__Task to carry out__: Count how many lines hold the string "title". Answer with that number and nothing more.

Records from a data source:
..........

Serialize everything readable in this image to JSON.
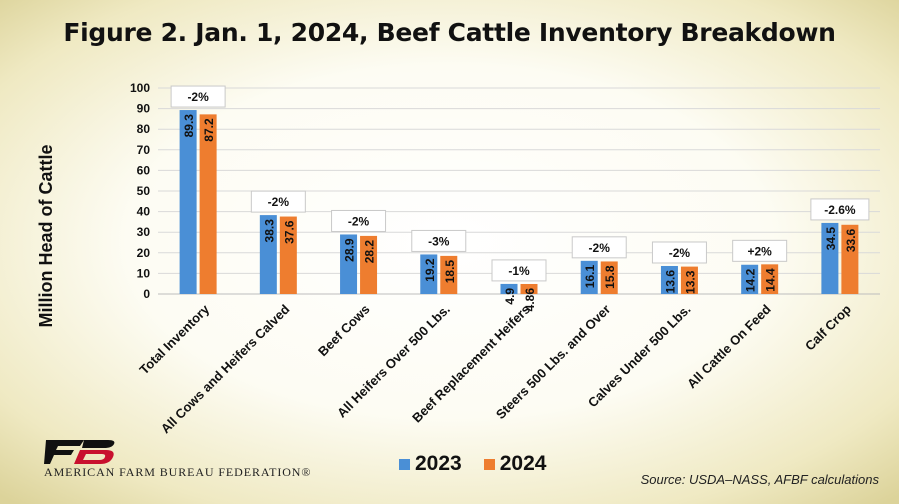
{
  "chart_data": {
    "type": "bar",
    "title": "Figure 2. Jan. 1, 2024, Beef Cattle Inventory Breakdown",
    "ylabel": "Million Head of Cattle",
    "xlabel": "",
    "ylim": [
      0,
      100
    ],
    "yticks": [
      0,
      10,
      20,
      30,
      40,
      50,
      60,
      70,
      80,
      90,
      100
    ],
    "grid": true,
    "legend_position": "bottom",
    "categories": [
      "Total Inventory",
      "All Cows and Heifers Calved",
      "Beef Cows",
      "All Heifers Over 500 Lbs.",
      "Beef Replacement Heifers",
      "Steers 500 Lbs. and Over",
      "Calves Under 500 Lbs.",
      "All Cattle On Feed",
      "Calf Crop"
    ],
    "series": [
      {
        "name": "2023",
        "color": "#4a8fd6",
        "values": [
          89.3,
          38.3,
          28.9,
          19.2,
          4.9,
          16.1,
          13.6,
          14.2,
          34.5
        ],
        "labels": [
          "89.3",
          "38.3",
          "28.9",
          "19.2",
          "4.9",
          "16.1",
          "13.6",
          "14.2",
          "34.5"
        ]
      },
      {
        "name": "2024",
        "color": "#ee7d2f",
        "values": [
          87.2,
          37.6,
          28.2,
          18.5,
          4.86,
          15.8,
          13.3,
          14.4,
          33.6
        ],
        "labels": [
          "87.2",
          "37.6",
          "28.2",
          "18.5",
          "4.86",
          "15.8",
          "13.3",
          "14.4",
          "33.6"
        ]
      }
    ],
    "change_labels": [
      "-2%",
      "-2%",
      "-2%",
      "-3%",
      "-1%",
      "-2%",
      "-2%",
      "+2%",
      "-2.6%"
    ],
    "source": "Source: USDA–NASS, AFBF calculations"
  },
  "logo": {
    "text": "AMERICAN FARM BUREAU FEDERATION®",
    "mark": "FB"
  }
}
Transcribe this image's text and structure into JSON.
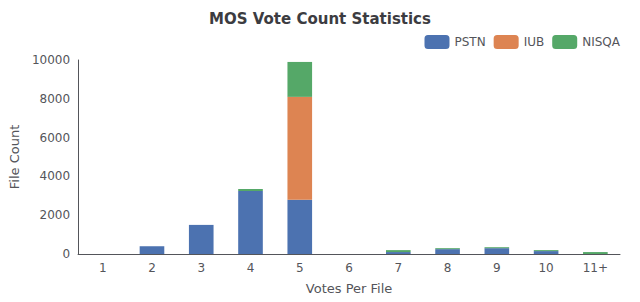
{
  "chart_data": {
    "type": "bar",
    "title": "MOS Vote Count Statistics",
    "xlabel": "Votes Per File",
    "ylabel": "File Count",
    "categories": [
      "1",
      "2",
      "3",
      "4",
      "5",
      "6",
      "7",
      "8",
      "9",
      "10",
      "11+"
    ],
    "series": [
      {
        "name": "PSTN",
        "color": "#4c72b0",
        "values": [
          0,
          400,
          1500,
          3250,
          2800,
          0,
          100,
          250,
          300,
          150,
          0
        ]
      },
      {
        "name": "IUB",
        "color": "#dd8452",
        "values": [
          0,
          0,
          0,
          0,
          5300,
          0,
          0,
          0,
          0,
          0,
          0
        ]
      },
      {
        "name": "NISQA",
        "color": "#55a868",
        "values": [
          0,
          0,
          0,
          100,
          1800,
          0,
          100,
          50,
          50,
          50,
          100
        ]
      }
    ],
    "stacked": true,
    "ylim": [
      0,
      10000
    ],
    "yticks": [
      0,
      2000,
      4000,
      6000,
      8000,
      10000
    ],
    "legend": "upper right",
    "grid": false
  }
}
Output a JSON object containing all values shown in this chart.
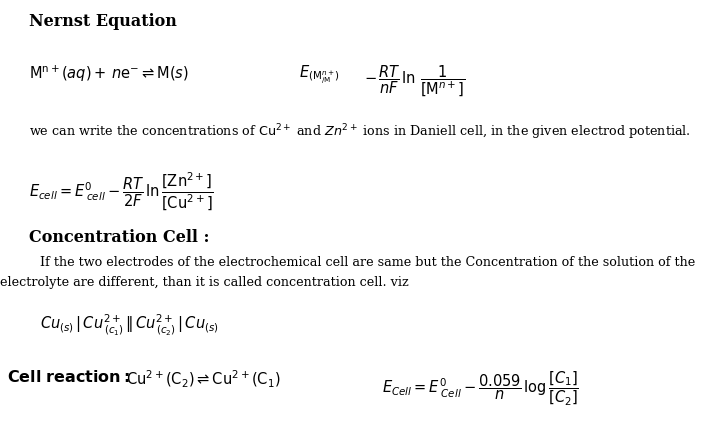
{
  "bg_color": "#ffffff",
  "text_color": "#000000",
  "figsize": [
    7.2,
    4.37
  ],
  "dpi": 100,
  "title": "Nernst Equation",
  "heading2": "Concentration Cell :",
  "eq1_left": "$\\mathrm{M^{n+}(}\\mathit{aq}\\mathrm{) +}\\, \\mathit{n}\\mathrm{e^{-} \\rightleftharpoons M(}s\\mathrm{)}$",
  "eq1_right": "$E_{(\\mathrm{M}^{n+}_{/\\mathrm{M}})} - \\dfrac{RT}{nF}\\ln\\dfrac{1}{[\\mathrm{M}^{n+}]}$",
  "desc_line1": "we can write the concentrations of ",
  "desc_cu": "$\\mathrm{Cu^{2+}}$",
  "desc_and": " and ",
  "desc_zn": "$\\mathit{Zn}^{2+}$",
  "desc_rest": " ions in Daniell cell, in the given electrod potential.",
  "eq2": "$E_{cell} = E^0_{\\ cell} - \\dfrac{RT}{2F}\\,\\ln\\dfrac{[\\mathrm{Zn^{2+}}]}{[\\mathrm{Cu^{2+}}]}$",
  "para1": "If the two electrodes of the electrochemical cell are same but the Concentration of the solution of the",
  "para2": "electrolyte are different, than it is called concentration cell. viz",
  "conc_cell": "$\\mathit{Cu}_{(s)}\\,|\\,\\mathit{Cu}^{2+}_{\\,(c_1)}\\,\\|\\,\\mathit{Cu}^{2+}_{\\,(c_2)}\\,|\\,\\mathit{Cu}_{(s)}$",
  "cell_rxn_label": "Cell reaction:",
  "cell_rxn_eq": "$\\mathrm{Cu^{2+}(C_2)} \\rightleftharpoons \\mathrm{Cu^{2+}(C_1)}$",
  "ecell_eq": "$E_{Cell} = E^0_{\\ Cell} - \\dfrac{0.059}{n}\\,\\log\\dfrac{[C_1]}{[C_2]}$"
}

..........

__Completed exercise__: 3